Job - Transcribe the material below exactly as it appears.

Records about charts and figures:
(begin)

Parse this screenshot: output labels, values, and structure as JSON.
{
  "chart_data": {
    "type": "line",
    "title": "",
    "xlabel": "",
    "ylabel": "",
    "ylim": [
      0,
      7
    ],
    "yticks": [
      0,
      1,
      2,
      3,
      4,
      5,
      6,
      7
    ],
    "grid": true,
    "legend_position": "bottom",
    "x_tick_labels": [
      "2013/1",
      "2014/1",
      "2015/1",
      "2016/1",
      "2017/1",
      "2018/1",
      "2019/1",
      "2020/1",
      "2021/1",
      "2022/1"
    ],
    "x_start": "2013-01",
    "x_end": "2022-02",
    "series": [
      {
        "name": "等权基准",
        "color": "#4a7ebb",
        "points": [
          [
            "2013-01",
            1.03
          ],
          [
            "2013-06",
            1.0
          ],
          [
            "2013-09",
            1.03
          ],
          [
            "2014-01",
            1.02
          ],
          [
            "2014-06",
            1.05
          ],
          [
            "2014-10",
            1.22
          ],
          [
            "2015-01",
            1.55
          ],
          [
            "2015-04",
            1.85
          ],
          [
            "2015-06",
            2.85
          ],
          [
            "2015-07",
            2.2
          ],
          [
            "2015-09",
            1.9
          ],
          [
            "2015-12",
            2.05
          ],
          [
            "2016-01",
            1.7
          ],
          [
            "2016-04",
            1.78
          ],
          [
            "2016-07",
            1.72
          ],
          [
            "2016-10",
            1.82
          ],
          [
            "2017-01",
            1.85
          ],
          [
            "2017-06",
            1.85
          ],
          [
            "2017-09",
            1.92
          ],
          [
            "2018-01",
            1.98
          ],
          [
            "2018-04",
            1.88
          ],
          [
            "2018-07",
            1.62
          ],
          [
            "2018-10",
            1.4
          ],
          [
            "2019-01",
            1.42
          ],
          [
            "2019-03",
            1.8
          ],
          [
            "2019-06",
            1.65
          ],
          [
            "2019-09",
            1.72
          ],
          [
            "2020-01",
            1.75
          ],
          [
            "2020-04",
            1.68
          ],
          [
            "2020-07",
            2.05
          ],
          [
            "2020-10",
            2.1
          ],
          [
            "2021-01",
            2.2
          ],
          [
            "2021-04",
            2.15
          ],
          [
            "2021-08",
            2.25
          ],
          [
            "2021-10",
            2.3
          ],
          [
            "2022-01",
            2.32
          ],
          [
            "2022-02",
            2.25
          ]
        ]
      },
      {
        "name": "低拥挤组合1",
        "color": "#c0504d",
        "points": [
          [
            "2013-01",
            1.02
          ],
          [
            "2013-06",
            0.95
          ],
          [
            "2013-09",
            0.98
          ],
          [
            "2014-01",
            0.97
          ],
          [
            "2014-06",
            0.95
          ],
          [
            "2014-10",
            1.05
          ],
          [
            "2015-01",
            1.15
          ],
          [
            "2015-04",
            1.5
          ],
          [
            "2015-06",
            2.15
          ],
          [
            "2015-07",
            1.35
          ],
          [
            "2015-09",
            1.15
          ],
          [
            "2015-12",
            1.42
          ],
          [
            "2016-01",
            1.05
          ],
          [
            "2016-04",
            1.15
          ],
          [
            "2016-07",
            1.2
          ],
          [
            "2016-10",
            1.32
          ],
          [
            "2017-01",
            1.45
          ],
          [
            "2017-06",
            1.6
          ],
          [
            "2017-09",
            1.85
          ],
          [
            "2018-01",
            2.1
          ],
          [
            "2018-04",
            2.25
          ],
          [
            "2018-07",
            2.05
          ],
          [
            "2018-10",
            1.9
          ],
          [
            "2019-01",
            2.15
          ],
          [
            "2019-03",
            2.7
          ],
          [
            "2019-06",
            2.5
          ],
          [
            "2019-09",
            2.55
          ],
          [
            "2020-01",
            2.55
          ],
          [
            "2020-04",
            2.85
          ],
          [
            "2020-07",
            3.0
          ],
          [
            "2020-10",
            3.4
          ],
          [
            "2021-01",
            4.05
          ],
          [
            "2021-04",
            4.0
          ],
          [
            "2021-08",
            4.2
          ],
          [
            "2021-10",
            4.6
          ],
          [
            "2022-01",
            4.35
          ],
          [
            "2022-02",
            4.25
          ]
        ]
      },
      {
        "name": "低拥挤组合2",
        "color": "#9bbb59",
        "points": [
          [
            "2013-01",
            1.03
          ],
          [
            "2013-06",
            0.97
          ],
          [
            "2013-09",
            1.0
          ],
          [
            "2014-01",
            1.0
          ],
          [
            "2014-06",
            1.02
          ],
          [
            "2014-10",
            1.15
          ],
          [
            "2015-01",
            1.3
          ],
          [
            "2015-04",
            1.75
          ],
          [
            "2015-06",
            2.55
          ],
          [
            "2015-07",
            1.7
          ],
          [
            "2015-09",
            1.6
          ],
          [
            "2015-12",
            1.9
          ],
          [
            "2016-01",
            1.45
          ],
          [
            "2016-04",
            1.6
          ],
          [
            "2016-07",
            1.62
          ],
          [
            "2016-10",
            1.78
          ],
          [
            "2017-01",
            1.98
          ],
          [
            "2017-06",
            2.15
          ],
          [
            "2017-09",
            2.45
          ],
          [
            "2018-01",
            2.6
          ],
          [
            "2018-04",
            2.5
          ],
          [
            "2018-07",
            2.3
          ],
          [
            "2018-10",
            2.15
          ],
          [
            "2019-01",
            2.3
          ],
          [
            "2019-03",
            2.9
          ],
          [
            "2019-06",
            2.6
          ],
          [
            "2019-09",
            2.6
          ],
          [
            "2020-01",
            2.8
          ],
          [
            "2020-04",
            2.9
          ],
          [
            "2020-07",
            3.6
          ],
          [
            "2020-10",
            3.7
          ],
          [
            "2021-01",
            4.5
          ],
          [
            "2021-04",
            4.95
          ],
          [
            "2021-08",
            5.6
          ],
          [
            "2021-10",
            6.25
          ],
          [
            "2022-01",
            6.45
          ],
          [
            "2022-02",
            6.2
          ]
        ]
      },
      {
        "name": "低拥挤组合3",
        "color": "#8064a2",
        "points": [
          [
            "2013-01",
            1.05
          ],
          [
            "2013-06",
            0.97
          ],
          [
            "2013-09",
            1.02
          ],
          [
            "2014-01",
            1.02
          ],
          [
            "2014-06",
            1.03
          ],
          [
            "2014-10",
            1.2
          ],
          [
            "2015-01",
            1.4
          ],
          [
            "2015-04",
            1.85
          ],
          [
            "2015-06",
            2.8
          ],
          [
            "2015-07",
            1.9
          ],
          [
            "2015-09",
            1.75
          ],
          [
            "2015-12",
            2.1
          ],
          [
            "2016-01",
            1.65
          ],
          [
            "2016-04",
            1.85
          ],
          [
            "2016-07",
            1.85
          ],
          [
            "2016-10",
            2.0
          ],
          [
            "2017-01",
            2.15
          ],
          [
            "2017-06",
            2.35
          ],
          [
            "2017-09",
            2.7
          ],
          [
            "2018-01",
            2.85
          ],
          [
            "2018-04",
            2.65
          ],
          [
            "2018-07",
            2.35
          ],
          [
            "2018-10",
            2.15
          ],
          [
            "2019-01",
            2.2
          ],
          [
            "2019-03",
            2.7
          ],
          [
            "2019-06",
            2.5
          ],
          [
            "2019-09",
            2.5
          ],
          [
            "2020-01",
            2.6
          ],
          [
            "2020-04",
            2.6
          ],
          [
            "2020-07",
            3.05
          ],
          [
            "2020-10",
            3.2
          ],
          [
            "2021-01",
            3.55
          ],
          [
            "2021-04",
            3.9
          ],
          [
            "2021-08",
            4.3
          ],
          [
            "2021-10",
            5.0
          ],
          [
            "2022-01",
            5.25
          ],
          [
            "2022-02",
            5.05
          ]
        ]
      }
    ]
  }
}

(end)

Exercise result -
Parse this screenshot: output labels, values, and structure as JSON.
{
  "chart_data": {
    "type": "line",
    "title": "",
    "xlabel": "",
    "ylabel": "",
    "ylim": [
      0,
      7
    ],
    "yticks": [
      0,
      1,
      2,
      3,
      4,
      5,
      6,
      7
    ],
    "grid": true,
    "legend_position": "bottom",
    "x_tick_labels": [
      "2013/1",
      "2014/1",
      "2015/1",
      "2016/1",
      "2017/1",
      "2018/1",
      "2019/1",
      "2020/1",
      "2021/1",
      "2022/1"
    ],
    "x_start": "2013-01",
    "x_end": "2022-02",
    "series": [
      {
        "name": "等权基准",
        "color": "#4a7ebb",
        "points": [
          [
            "2013-01",
            1.03
          ],
          [
            "2013-06",
            1.0
          ],
          [
            "2013-09",
            1.03
          ],
          [
            "2014-01",
            1.02
          ],
          [
            "2014-06",
            1.05
          ],
          [
            "2014-10",
            1.22
          ],
          [
            "2015-01",
            1.55
          ],
          [
            "2015-04",
            1.85
          ],
          [
            "2015-06",
            2.85
          ],
          [
            "2015-07",
            2.2
          ],
          [
            "2015-09",
            1.9
          ],
          [
            "2015-12",
            2.05
          ],
          [
            "2016-01",
            1.7
          ],
          [
            "2016-04",
            1.78
          ],
          [
            "2016-07",
            1.72
          ],
          [
            "2016-10",
            1.82
          ],
          [
            "2017-01",
            1.85
          ],
          [
            "2017-06",
            1.85
          ],
          [
            "2017-09",
            1.92
          ],
          [
            "2018-01",
            1.98
          ],
          [
            "2018-04",
            1.88
          ],
          [
            "2018-07",
            1.62
          ],
          [
            "2018-10",
            1.4
          ],
          [
            "2019-01",
            1.42
          ],
          [
            "2019-03",
            1.8
          ],
          [
            "2019-06",
            1.65
          ],
          [
            "2019-09",
            1.72
          ],
          [
            "2020-01",
            1.75
          ],
          [
            "2020-04",
            1.68
          ],
          [
            "2020-07",
            2.05
          ],
          [
            "2020-10",
            2.1
          ],
          [
            "2021-01",
            2.2
          ],
          [
            "2021-04",
            2.15
          ],
          [
            "2021-08",
            2.25
          ],
          [
            "2021-10",
            2.3
          ],
          [
            "2022-01",
            2.32
          ],
          [
            "2022-02",
            2.25
          ]
        ]
      },
      {
        "name": "低拥挤组合1",
        "color": "#c0504d",
        "points": [
          [
            "2013-01",
            1.02
          ],
          [
            "2013-06",
            0.95
          ],
          [
            "2013-09",
            0.98
          ],
          [
            "2014-01",
            0.97
          ],
          [
            "2014-06",
            0.95
          ],
          [
            "2014-10",
            1.05
          ],
          [
            "2015-01",
            1.15
          ],
          [
            "2015-04",
            1.5
          ],
          [
            "2015-06",
            2.15
          ],
          [
            "2015-07",
            1.35
          ],
          [
            "2015-09",
            1.15
          ],
          [
            "2015-12",
            1.42
          ],
          [
            "2016-01",
            1.05
          ],
          [
            "2016-04",
            1.15
          ],
          [
            "2016-07",
            1.2
          ],
          [
            "2016-10",
            1.32
          ],
          [
            "2017-01",
            1.45
          ],
          [
            "2017-06",
            1.6
          ],
          [
            "2017-09",
            1.85
          ],
          [
            "2018-01",
            2.1
          ],
          [
            "2018-04",
            2.25
          ],
          [
            "2018-07",
            2.05
          ],
          [
            "2018-10",
            1.9
          ],
          [
            "2019-01",
            2.15
          ],
          [
            "2019-03",
            2.7
          ],
          [
            "2019-06",
            2.5
          ],
          [
            "2019-09",
            2.55
          ],
          [
            "2020-01",
            2.55
          ],
          [
            "2020-04",
            2.85
          ],
          [
            "2020-07",
            3.0
          ],
          [
            "2020-10",
            3.4
          ],
          [
            "2021-01",
            4.05
          ],
          [
            "2021-04",
            4.0
          ],
          [
            "2021-08",
            4.2
          ],
          [
            "2021-10",
            4.6
          ],
          [
            "2022-01",
            4.35
          ],
          [
            "2022-02",
            4.25
          ]
        ]
      },
      {
        "name": "低拥挤组合2",
        "color": "#9bbb59",
        "points": [
          [
            "2013-01",
            1.03
          ],
          [
            "2013-06",
            0.97
          ],
          [
            "2013-09",
            1.0
          ],
          [
            "2014-01",
            1.0
          ],
          [
            "2014-06",
            1.02
          ],
          [
            "2014-10",
            1.15
          ],
          [
            "2015-01",
            1.3
          ],
          [
            "2015-04",
            1.75
          ],
          [
            "2015-06",
            2.55
          ],
          [
            "2015-07",
            1.7
          ],
          [
            "2015-09",
            1.6
          ],
          [
            "2015-12",
            1.9
          ],
          [
            "2016-01",
            1.45
          ],
          [
            "2016-04",
            1.6
          ],
          [
            "2016-07",
            1.62
          ],
          [
            "2016-10",
            1.78
          ],
          [
            "2017-01",
            1.98
          ],
          [
            "2017-06",
            2.15
          ],
          [
            "2017-09",
            2.45
          ],
          [
            "2018-01",
            2.6
          ],
          [
            "2018-04",
            2.5
          ],
          [
            "2018-07",
            2.3
          ],
          [
            "2018-10",
            2.15
          ],
          [
            "2019-01",
            2.3
          ],
          [
            "2019-03",
            2.9
          ],
          [
            "2019-06",
            2.6
          ],
          [
            "2019-09",
            2.6
          ],
          [
            "2020-01",
            2.8
          ],
          [
            "2020-04",
            2.9
          ],
          [
            "2020-07",
            3.6
          ],
          [
            "2020-10",
            3.7
          ],
          [
            "2021-01",
            4.5
          ],
          [
            "2021-04",
            4.95
          ],
          [
            "2021-08",
            5.6
          ],
          [
            "2021-10",
            6.25
          ],
          [
            "2022-01",
            6.45
          ],
          [
            "2022-02",
            6.2
          ]
        ]
      },
      {
        "name": "低拥挤组合3",
        "color": "#8064a2",
        "points": [
          [
            "2013-01",
            1.05
          ],
          [
            "2013-06",
            0.97
          ],
          [
            "2013-09",
            1.02
          ],
          [
            "2014-01",
            1.02
          ],
          [
            "2014-06",
            1.03
          ],
          [
            "2014-10",
            1.2
          ],
          [
            "2015-01",
            1.4
          ],
          [
            "2015-04",
            1.85
          ],
          [
            "2015-06",
            2.8
          ],
          [
            "2015-07",
            1.9
          ],
          [
            "2015-09",
            1.75
          ],
          [
            "2015-12",
            2.1
          ],
          [
            "2016-01",
            1.65
          ],
          [
            "2016-04",
            1.85
          ],
          [
            "2016-07",
            1.85
          ],
          [
            "2016-10",
            2.0
          ],
          [
            "2017-01",
            2.15
          ],
          [
            "2017-06",
            2.35
          ],
          [
            "2017-09",
            2.7
          ],
          [
            "2018-01",
            2.85
          ],
          [
            "2018-04",
            2.65
          ],
          [
            "2018-07",
            2.35
          ],
          [
            "2018-10",
            2.15
          ],
          [
            "2019-01",
            2.2
          ],
          [
            "2019-03",
            2.7
          ],
          [
            "2019-06",
            2.5
          ],
          [
            "2019-09",
            2.5
          ],
          [
            "2020-01",
            2.6
          ],
          [
            "2020-04",
            2.6
          ],
          [
            "2020-07",
            3.05
          ],
          [
            "2020-10",
            3.2
          ],
          [
            "2021-01",
            3.55
          ],
          [
            "2021-04",
            3.9
          ],
          [
            "2021-08",
            4.3
          ],
          [
            "2021-10",
            5.0
          ],
          [
            "2022-01",
            5.25
          ],
          [
            "2022-02",
            5.05
          ]
        ]
      }
    ]
  }
}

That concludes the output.